┌──
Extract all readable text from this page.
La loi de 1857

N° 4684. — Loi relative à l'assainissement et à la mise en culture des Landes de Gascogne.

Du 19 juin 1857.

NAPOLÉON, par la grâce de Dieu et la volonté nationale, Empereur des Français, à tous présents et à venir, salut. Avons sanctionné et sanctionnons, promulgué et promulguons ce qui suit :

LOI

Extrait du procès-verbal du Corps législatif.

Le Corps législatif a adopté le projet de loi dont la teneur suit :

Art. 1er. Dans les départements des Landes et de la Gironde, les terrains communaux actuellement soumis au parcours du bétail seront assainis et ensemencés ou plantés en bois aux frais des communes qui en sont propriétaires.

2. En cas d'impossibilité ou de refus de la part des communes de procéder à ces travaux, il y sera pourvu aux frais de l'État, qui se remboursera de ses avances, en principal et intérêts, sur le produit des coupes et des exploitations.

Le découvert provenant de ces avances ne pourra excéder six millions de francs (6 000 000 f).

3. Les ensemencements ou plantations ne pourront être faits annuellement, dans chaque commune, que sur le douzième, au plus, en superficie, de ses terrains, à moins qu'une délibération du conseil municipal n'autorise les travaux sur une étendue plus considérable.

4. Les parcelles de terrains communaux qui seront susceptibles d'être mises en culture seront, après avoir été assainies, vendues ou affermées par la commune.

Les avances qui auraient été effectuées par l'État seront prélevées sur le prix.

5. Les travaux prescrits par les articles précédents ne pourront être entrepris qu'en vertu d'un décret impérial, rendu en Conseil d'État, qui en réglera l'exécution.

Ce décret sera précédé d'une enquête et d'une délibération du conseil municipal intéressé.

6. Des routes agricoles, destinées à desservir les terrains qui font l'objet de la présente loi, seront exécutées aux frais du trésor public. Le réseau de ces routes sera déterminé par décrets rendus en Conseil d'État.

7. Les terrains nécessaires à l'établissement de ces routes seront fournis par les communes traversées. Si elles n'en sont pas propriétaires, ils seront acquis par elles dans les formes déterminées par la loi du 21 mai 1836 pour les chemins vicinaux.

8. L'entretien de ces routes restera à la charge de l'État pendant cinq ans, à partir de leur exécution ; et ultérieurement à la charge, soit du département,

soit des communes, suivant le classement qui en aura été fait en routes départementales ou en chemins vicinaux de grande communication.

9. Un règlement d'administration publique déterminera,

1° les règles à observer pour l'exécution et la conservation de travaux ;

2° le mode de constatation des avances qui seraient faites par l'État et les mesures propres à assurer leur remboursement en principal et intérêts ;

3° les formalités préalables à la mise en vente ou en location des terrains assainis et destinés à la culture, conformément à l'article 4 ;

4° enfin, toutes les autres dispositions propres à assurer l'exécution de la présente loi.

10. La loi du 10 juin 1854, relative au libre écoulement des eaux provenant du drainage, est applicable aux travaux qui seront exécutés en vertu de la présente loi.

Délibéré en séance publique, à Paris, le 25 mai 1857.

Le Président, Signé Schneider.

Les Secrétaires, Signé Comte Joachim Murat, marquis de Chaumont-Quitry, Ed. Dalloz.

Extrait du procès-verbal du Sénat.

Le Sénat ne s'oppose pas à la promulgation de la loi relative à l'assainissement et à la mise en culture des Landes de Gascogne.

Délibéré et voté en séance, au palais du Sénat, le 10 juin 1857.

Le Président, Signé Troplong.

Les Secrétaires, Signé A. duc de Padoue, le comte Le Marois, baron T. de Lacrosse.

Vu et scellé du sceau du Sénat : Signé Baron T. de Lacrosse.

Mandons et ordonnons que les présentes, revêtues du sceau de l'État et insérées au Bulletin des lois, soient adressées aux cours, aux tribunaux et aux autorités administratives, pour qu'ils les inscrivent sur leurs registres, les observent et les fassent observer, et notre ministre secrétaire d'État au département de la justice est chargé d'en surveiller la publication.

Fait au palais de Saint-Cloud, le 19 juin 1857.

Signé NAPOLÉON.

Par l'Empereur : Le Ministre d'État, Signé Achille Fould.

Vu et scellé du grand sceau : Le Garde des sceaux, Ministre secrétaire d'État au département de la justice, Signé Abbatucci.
└──
* **Brief**
Repeat every line of the records above exactly.

* **Exercise response**
Extract all readable text from this page.
La loi de 1857

N° 4684. — Loi relative à l'assainissement et à la mise en culture des Landes de Gascogne.

Du 19 juin 1857.

NAPOLÉON, par la grâce de Dieu et la volonté nationale, Empereur des Français, à tous présents et à venir, salut. Avons sanctionné et sanctionnons, promulgué et promulguons ce qui suit :

LOI

Extrait du procès-verbal du Corps législatif.

Le Corps législatif a adopté le projet de loi dont la teneur suit :

Art. 1er. Dans les départements des Landes et de la Gironde, les terrains communaux actuellement soumis au parcours du bétail seront assainis et ensemencés ou plantés en bois aux frais des communes qui en sont propriétaires.

2. En cas d'impossibilité ou de refus de la part des communes de procéder à ces travaux, il y sera pourvu aux frais de l'État, qui se remboursera de ses avances, en principal et intérêts, sur le produit des coupes et des exploitations.

Le découvert provenant de ces avances ne pourra excéder six millions de francs (6 000 000 f).

3. Les ensemencements ou plantations ne pourront être faits annuellement, dans chaque commune, que sur le douzième, au plus, en superficie, de ses terrains, à moins qu'une délibération du conseil municipal n'autorise les travaux sur une étendue plus considérable.

4. Les parcelles de terrains communaux qui seront susceptibles d'être mises en culture seront, après avoir été assainies, vendues ou affermées par la commune.

Les avances qui auraient été effectuées par l'État seront prélevées sur le prix.

5. Les travaux prescrits par les articles précédents ne pourront être entrepris qu'en vertu d'un décret impérial, rendu en Conseil d'État, qui en réglera l'exécution.

Ce décret sera précédé d'une enquête et d'une délibération du conseil municipal intéressé.

6. Des routes agricoles, destinées à desservir les terrains qui font l'objet de la présente loi, seront exécutées aux frais du trésor public. Le réseau de ces routes sera déterminé par décrets rendus en Conseil d'État.

7. Les terrains nécessaires à l'établissement de ces routes seront fournis par les communes traversées. Si elles n'en sont pas propriétaires, ils seront acquis par elles dans les formes déterminées par la loi du 21 mai 1836 pour les chemins vicinaux.

8. L'entretien de ces routes restera à la charge de l'État pendant cinq ans, à partir de leur exécution ; et ultérieurement à la charge, soit du département,

soit des communes, suivant le classement qui en aura été fait en routes départementales ou en chemins vicinaux de grande communication.

9. Un règlement d'administration publique déterminera,

1° les règles à observer pour l'exécution et la conservation de travaux ;

2° le mode de constatation des avances qui seraient faites par l'État et les mesures propres à assurer leur remboursement en principal et intérêts ;

3° les formalités préalables à la mise en vente ou en location des terrains assainis et destinés à la culture, conformément à l'article 4 ;

4° enfin, toutes les autres dispositions propres à assurer l'exécution de la présente loi.

10. La loi du 10 juin 1854, relative au libre écoulement des eaux provenant du drainage, est applicable aux travaux qui seront exécutés en vertu de la présente loi.

Délibéré en séance publique, à Paris, le 25 mai 1857.

Le Président, Signé Schneider.

Les Secrétaires, Signé Comte Joachim Murat, marquis de Chaumont-Quitry, Ed. Dalloz.

Extrait du procès-verbal du Sénat.

Le Sénat ne s'oppose pas à la promulgation de la loi relative à l'assainissement et à la mise en culture des Landes de Gascogne.

Délibéré et voté en séance, au palais du Sénat, le 10 juin 1857.

Le Président, Signé Troplong.

Les Secrétaires, Signé A. duc de Padoue, le comte Le Marois, baron T. de Lacrosse.

Vu et scellé du sceau du Sénat : Signé Baron T. de Lacrosse.

Mandons et ordonnons que les présentes, revêtues du sceau de l'État et insérées au Bulletin des lois, soient adressées aux cours, aux tribunaux et aux autorités administratives, pour qu'ils les inscrivent sur leurs registres, les observent et les fassent observer, et notre ministre secrétaire d'État au département de la justice est chargé d'en surveiller la publication.

Fait au palais de Saint-Cloud, le 19 juin 1857.

Signé NAPOLÉON.

Par l'Empereur : Le Ministre d'État, Signé Achille Fould.

Vu et scellé du grand sceau : Le Garde des sceaux, Ministre secrétaire d'État au département de la justice, Signé Abbatucci.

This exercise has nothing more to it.